• _What you are asked to do_: Collect all lines below with the string "Normalized".
★ ★ ★ ★ ★ ★ ★
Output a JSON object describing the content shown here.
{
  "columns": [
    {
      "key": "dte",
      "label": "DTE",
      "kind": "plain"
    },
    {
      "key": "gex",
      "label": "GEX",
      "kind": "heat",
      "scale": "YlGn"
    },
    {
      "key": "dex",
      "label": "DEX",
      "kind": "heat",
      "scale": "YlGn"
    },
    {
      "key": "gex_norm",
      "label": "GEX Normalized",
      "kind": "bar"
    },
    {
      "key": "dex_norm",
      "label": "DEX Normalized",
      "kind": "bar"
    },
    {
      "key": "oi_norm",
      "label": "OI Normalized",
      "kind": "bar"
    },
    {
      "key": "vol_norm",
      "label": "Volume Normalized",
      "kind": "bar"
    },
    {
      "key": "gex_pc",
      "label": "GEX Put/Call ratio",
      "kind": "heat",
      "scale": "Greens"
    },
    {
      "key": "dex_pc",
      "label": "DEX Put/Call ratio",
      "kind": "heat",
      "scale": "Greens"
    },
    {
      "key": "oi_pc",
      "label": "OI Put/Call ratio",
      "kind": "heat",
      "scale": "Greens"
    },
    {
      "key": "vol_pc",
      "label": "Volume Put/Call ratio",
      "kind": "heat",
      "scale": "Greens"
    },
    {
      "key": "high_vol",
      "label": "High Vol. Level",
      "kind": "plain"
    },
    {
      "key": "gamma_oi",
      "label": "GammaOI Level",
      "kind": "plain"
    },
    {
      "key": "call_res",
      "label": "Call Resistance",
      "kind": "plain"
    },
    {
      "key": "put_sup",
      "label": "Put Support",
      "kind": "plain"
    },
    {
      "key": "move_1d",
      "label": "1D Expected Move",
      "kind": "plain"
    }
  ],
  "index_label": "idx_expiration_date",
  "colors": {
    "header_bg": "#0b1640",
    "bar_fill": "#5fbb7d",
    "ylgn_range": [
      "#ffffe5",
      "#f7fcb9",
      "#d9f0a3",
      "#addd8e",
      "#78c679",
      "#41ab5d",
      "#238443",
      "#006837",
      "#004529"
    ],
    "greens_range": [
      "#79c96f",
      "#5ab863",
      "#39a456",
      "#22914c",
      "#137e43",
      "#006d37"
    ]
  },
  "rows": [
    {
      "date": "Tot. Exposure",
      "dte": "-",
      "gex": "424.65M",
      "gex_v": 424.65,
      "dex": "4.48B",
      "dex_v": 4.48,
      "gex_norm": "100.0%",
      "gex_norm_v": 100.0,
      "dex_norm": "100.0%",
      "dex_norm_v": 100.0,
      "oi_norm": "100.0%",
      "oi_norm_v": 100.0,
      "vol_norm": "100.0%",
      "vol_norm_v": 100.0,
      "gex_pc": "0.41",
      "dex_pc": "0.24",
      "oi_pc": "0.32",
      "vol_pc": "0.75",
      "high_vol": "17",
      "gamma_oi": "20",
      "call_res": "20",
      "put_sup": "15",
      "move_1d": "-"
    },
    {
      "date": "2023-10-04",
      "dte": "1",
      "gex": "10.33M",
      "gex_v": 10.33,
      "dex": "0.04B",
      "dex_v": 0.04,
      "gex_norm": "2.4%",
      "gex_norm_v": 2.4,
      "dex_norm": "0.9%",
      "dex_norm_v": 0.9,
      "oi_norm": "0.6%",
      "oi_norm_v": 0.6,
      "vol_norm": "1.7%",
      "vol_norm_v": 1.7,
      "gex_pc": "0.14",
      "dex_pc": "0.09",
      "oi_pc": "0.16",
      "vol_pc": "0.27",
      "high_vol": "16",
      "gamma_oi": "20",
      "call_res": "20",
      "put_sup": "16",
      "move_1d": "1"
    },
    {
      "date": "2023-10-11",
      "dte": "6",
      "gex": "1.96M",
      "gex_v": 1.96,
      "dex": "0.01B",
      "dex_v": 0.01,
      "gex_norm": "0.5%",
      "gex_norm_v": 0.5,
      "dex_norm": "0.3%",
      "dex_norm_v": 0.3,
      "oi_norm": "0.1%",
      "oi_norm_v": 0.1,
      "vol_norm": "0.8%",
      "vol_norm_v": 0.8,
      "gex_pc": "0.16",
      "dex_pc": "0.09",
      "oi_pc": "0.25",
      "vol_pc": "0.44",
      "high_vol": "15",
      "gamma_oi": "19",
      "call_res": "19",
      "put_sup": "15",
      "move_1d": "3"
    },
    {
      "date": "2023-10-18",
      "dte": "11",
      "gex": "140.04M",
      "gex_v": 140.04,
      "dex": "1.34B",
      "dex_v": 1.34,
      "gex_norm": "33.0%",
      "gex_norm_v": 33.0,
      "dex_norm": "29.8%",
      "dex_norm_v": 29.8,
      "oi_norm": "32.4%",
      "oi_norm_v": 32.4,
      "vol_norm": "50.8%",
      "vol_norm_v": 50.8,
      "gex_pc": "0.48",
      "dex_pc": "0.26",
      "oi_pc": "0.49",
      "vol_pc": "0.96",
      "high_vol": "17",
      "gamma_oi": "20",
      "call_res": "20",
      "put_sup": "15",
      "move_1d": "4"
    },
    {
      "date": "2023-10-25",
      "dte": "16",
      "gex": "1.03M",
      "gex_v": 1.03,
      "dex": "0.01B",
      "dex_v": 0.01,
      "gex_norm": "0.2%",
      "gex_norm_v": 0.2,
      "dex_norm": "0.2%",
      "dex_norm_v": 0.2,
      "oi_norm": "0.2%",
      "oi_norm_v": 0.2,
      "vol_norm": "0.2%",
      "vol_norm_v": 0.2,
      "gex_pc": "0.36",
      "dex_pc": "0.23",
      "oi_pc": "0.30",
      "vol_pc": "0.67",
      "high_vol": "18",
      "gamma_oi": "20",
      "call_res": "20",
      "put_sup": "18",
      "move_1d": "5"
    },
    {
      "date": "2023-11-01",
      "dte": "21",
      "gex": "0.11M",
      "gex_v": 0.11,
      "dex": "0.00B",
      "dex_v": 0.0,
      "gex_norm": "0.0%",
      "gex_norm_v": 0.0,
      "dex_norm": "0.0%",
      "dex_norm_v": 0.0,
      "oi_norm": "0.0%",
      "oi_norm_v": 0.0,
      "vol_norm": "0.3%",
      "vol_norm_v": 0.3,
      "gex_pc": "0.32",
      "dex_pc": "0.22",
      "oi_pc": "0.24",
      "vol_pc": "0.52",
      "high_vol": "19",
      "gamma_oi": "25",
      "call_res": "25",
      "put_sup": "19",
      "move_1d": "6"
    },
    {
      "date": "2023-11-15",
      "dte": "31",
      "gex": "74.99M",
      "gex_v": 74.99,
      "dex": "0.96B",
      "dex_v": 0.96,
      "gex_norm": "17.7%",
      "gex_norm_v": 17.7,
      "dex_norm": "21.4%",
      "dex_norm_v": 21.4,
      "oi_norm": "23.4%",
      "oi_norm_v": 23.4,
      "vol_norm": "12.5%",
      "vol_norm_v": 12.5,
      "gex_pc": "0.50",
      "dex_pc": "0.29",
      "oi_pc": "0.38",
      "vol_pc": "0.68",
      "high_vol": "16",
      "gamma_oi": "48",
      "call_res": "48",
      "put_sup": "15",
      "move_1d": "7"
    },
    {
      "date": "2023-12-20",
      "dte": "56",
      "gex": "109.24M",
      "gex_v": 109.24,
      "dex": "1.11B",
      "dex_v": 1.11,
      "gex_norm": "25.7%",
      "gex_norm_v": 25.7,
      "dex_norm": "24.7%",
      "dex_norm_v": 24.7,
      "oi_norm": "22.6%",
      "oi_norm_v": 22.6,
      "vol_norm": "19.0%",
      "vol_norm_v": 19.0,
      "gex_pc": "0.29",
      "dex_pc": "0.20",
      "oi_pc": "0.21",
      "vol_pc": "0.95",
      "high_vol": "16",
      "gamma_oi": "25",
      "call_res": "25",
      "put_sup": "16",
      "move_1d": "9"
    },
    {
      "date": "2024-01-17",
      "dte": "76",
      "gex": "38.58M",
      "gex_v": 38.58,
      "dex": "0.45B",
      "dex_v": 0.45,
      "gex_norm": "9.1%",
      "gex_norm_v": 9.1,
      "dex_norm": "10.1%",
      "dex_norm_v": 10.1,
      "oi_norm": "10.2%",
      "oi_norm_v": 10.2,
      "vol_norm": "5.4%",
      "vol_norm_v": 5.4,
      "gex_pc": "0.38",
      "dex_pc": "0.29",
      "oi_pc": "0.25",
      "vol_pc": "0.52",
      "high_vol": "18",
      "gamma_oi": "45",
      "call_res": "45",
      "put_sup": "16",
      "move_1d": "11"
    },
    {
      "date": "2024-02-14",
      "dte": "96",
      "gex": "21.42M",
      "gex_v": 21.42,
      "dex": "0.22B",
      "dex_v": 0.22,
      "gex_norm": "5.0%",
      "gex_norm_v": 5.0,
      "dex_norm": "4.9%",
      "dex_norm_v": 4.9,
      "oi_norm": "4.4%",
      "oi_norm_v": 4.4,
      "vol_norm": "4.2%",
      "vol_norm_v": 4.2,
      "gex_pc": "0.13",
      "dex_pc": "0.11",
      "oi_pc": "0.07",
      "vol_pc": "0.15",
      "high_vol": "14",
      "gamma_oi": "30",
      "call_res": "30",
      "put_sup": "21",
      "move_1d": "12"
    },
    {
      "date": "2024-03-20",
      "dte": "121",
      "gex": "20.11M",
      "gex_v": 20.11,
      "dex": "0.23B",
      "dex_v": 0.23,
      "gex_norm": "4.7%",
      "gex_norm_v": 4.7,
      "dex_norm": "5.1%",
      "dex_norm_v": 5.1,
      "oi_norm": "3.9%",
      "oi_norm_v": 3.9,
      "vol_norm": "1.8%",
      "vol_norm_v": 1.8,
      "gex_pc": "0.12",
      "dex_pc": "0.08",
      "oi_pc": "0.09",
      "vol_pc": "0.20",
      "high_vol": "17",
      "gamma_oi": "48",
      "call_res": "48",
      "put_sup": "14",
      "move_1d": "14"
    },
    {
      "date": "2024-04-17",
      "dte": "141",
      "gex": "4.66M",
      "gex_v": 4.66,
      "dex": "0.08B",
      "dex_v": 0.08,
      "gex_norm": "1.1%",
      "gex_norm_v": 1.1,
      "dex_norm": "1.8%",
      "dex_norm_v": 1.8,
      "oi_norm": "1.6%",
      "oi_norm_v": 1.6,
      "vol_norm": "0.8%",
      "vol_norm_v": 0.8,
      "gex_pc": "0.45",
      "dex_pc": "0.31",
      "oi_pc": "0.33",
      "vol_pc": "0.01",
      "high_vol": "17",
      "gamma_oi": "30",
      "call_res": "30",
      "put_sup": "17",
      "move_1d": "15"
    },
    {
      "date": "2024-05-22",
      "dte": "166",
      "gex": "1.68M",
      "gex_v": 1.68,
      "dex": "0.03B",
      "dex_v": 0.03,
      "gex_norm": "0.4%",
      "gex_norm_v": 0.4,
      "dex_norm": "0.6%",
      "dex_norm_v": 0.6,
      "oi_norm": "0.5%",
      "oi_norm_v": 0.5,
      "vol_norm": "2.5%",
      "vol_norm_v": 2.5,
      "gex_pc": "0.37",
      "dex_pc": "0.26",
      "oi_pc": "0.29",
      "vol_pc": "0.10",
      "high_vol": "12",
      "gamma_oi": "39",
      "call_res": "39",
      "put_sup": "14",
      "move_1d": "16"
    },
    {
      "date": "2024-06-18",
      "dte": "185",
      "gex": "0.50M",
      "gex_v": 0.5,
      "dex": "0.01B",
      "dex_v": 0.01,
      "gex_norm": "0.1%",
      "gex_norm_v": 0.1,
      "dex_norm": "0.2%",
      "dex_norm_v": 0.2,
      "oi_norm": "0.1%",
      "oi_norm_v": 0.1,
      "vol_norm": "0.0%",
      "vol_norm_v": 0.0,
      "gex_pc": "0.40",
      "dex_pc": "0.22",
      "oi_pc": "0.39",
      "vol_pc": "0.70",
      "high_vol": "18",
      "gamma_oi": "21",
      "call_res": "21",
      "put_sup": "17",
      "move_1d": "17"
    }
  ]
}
★ ★ ★ ★ ★ ★ ★
• _Task output_:
      "label": "GEX Normalized",
      "label": "DEX Normalized",
      "label": "OI Normalized",
      "label": "Volume Normalized",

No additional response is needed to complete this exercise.